- **WHAT YOU WILL DO**
Lines that hold the word "DOWN" should be located and copied.

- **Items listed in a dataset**
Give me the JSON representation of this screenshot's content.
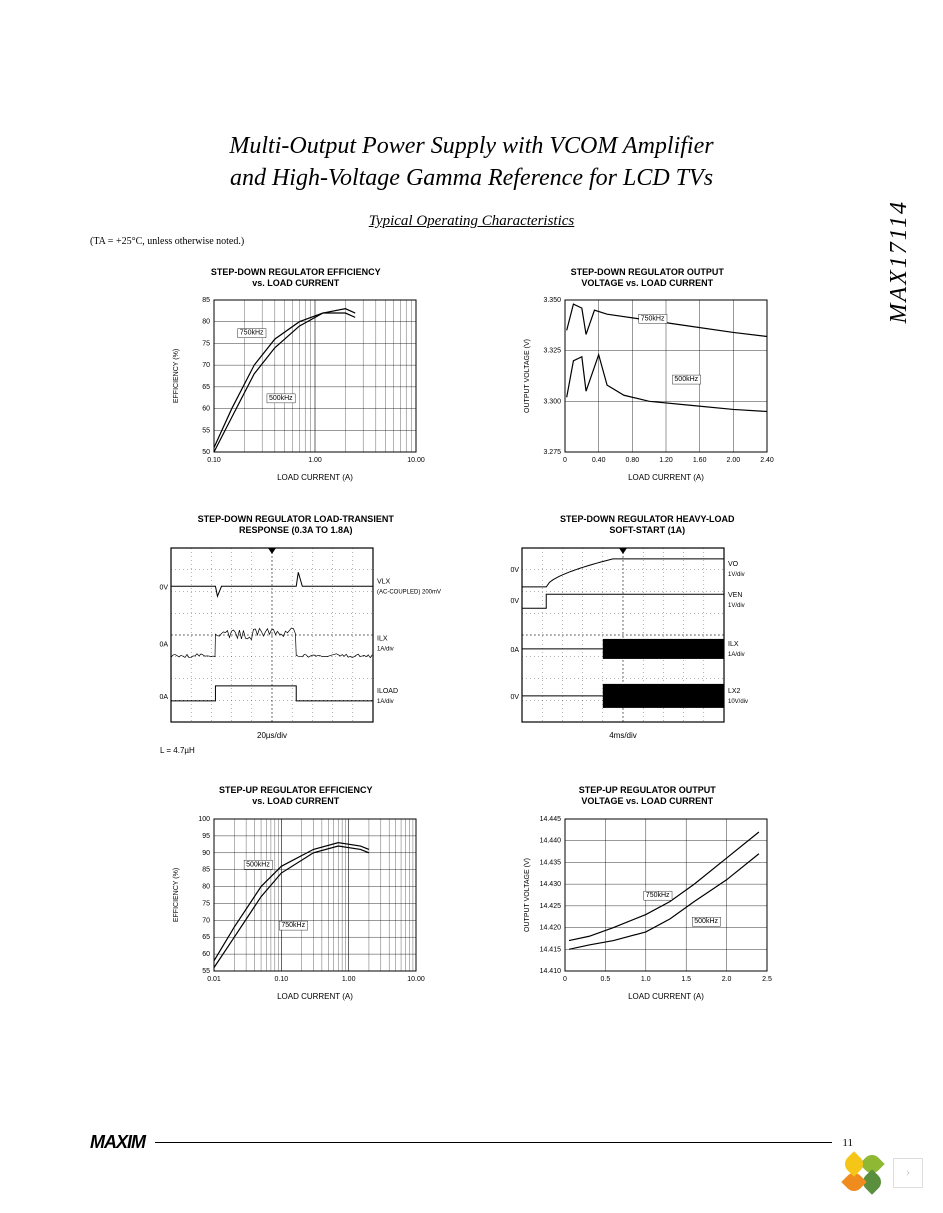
{
  "page": {
    "main_title_line1": "Multi-Output Power Supply with VCOM Amplifier",
    "main_title_line2": "and High-Voltage Gamma Reference for LCD TVs",
    "section_title": "Typical Operating Characteristics",
    "condition_note": "(TA = +25°C, unless otherwise noted.)",
    "part_number": "MAX17114",
    "page_number": "11",
    "maxim_logo": "MAXIM"
  },
  "chart1": {
    "title_line1": "STEP-DOWN REGULATOR EFFICIENCY",
    "title_line2": "vs. LOAD CURRENT",
    "type": "line",
    "xscale": "log",
    "yscale": "linear",
    "xlabel": "LOAD CURRENT (A)",
    "ylabel": "EFFICIENCY (%)",
    "xlim": [
      0.1,
      10.0
    ],
    "ylim": [
      50,
      85
    ],
    "xticks": [
      "0.10",
      "1.00",
      "10.00"
    ],
    "yticks": [
      "50",
      "55",
      "60",
      "65",
      "70",
      "75",
      "80",
      "85"
    ],
    "grid_color": "#000000",
    "background_color": "#ffffff",
    "line_color": "#000000",
    "series": [
      {
        "label": "750kHz",
        "points": [
          [
            0.1,
            51
          ],
          [
            0.15,
            60
          ],
          [
            0.25,
            70
          ],
          [
            0.4,
            76
          ],
          [
            0.7,
            80
          ],
          [
            1.2,
            82
          ],
          [
            2.0,
            82
          ],
          [
            2.5,
            81
          ]
        ]
      },
      {
        "label": "500kHz",
        "points": [
          [
            0.1,
            50
          ],
          [
            0.15,
            58
          ],
          [
            0.25,
            68
          ],
          [
            0.4,
            74
          ],
          [
            0.7,
            79
          ],
          [
            1.2,
            82
          ],
          [
            2.0,
            83
          ],
          [
            2.5,
            82
          ]
        ]
      }
    ],
    "label_positions": {
      "750kHz": [
        0.18,
        77
      ],
      "500kHz": [
        0.35,
        62
      ]
    }
  },
  "chart2": {
    "title_line1": "STEP-DOWN REGULATOR OUTPUT",
    "title_line2": "VOLTAGE vs. LOAD CURRENT",
    "type": "line",
    "xscale": "linear",
    "yscale": "linear",
    "xlabel": "LOAD CURRENT (A)",
    "ylabel": "OUTPUT VOLTAGE (V)",
    "xlim": [
      0,
      2.4
    ],
    "ylim": [
      3.275,
      3.35
    ],
    "xticks": [
      "0",
      "0.40",
      "0.80",
      "1.20",
      "1.60",
      "2.00",
      "2.40"
    ],
    "yticks": [
      "3.275",
      "3.300",
      "3.325",
      "3.350"
    ],
    "grid_color": "#000000",
    "background_color": "#ffffff",
    "line_color": "#000000",
    "series": [
      {
        "label": "750kHz",
        "points": [
          [
            0.02,
            3.335
          ],
          [
            0.1,
            3.348
          ],
          [
            0.2,
            3.346
          ],
          [
            0.25,
            3.333
          ],
          [
            0.35,
            3.345
          ],
          [
            0.5,
            3.343
          ],
          [
            1.0,
            3.34
          ],
          [
            1.5,
            3.337
          ],
          [
            2.0,
            3.334
          ],
          [
            2.4,
            3.332
          ]
        ]
      },
      {
        "label": "500kHz",
        "points": [
          [
            0.02,
            3.302
          ],
          [
            0.1,
            3.32
          ],
          [
            0.2,
            3.322
          ],
          [
            0.25,
            3.305
          ],
          [
            0.4,
            3.323
          ],
          [
            0.5,
            3.308
          ],
          [
            0.7,
            3.303
          ],
          [
            1.0,
            3.3
          ],
          [
            1.5,
            3.298
          ],
          [
            2.0,
            3.296
          ],
          [
            2.4,
            3.295
          ]
        ]
      }
    ],
    "label_positions": {
      "750kHz": [
        0.9,
        3.34
      ],
      "500kHz": [
        1.3,
        3.31
      ]
    }
  },
  "chart3": {
    "title_line1": "STEP-DOWN REGULATOR LOAD-TRANSIENT",
    "title_line2": "RESPONSE (0.3A TO 1.8A)",
    "type": "scope",
    "xlabel_time": "20µs/div",
    "footer_note": "L = 4.7µH",
    "background_color": "#ffffff",
    "border_color": "#000000",
    "traces": [
      {
        "name": "VLX",
        "ref": "0V",
        "scale": "(AC-COUPLED) 200mV/div",
        "y_center": 0.22
      },
      {
        "name": "ILX",
        "ref": "0A",
        "scale": "1A/div",
        "y_center": 0.55
      },
      {
        "name": "ILOAD",
        "ref": "0A",
        "scale": "1A/div",
        "y_center": 0.85
      }
    ]
  },
  "chart4": {
    "title_line1": "STEP-DOWN REGULATOR HEAVY-LOAD",
    "title_line2": "SOFT-START (1A)",
    "type": "scope",
    "xlabel_time": "4ms/div",
    "background_color": "#ffffff",
    "border_color": "#000000",
    "traces": [
      {
        "name": "VO",
        "ref": "0V",
        "scale": "1V/div",
        "y_center": 0.12
      },
      {
        "name": "VEN",
        "ref": "0V",
        "scale": "1V/div",
        "y_center": 0.3
      },
      {
        "name": "ILX",
        "ref": "0A",
        "scale": "1A/div",
        "y_center": 0.58
      },
      {
        "name": "LX2",
        "ref": "0V",
        "scale": "10V/div",
        "y_center": 0.85
      }
    ]
  },
  "chart5": {
    "title_line1": "STEP-UP REGULATOR EFFICIENCY",
    "title_line2": "vs. LOAD CURRENT",
    "type": "line",
    "xscale": "log",
    "yscale": "linear",
    "xlabel": "LOAD CURRENT (A)",
    "ylabel": "EFFICIENCY (%)",
    "xlim": [
      0.01,
      10.0
    ],
    "ylim": [
      55,
      100
    ],
    "xticks": [
      "0.01",
      "0.10",
      "1.00",
      "10.00"
    ],
    "yticks": [
      "55",
      "60",
      "65",
      "70",
      "75",
      "80",
      "85",
      "90",
      "95",
      "100"
    ],
    "grid_color": "#000000",
    "background_color": "#ffffff",
    "line_color": "#000000",
    "series": [
      {
        "label": "500kHz",
        "points": [
          [
            0.01,
            58
          ],
          [
            0.02,
            68
          ],
          [
            0.05,
            80
          ],
          [
            0.1,
            86
          ],
          [
            0.3,
            91
          ],
          [
            0.7,
            93
          ],
          [
            1.5,
            92
          ],
          [
            2.0,
            91
          ]
        ]
      },
      {
        "label": "750kHz",
        "points": [
          [
            0.01,
            56
          ],
          [
            0.02,
            65
          ],
          [
            0.05,
            77
          ],
          [
            0.1,
            84
          ],
          [
            0.3,
            90
          ],
          [
            0.7,
            92
          ],
          [
            1.5,
            91
          ],
          [
            2.0,
            90
          ]
        ]
      }
    ],
    "label_positions": {
      "500kHz": [
        0.03,
        86
      ],
      "750kHz": [
        0.1,
        68
      ]
    }
  },
  "chart6": {
    "title_line1": "STEP-UP REGULATOR OUTPUT",
    "title_line2": "VOLTAGE vs. LOAD CURRENT",
    "type": "line",
    "xscale": "linear",
    "yscale": "linear",
    "xlabel": "LOAD CURRENT (A)",
    "ylabel": "OUTPUT VOLTAGE (V)",
    "xlim": [
      0,
      2.5
    ],
    "ylim": [
      14.41,
      14.445
    ],
    "xticks": [
      "0",
      "0.5",
      "1.0",
      "1.5",
      "2.0",
      "2.5"
    ],
    "yticks": [
      "14.410",
      "14.415",
      "14.420",
      "14.425",
      "14.430",
      "14.435",
      "14.440",
      "14.445"
    ],
    "grid_color": "#000000",
    "background_color": "#ffffff",
    "line_color": "#000000",
    "series": [
      {
        "label": "750kHz",
        "points": [
          [
            0.05,
            14.417
          ],
          [
            0.3,
            14.418
          ],
          [
            0.6,
            14.42
          ],
          [
            1.0,
            14.423
          ],
          [
            1.3,
            14.426
          ],
          [
            1.6,
            14.43
          ],
          [
            2.0,
            14.436
          ],
          [
            2.4,
            14.442
          ]
        ]
      },
      {
        "label": "500kHz",
        "points": [
          [
            0.05,
            14.415
          ],
          [
            0.3,
            14.416
          ],
          [
            0.6,
            14.417
          ],
          [
            1.0,
            14.419
          ],
          [
            1.3,
            14.422
          ],
          [
            1.6,
            14.426
          ],
          [
            2.0,
            14.431
          ],
          [
            2.4,
            14.437
          ]
        ]
      }
    ],
    "label_positions": {
      "750kHz": [
        1.0,
        14.427
      ],
      "500kHz": [
        1.6,
        14.421
      ]
    }
  },
  "corner": {
    "petal_colors": [
      "#8fb935",
      "#5a8f3e",
      "#f08c1e",
      "#f5c518"
    ]
  }
}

- **EXPECTED ANSWER**
    "title_line1": "STEP-DOWN REGULATOR EFFICIENCY",
    "title_line1": "STEP-DOWN REGULATOR OUTPUT",
    "title_line1": "STEP-DOWN REGULATOR LOAD-TRANSIENT",
    "title_line1": "STEP-DOWN REGULATOR HEAVY-LOAD",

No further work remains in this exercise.